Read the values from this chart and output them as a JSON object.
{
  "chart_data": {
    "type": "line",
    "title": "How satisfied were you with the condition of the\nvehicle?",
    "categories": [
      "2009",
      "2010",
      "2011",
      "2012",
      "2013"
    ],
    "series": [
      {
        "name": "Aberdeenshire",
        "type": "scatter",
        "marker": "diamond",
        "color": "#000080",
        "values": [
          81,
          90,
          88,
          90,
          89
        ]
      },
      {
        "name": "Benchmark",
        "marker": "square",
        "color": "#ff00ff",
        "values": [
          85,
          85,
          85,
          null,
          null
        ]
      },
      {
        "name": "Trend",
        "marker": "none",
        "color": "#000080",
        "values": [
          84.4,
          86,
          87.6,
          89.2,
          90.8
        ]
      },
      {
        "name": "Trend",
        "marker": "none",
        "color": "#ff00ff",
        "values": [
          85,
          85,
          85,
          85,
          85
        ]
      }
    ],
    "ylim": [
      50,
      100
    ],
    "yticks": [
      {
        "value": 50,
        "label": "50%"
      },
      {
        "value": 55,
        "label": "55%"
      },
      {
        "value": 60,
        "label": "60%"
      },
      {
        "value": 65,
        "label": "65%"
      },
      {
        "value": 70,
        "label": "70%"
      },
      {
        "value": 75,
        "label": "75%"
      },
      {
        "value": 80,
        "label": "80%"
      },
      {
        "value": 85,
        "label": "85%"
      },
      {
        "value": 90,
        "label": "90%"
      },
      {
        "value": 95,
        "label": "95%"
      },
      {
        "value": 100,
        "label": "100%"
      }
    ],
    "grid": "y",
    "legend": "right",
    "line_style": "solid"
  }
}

Exercise directions → Scan the listing above. Collect all lines with the word "name".

Full response →
        "name": "Aberdeenshire",
        "name": "Benchmark",
        "name": "Trend",
        "name": "Trend",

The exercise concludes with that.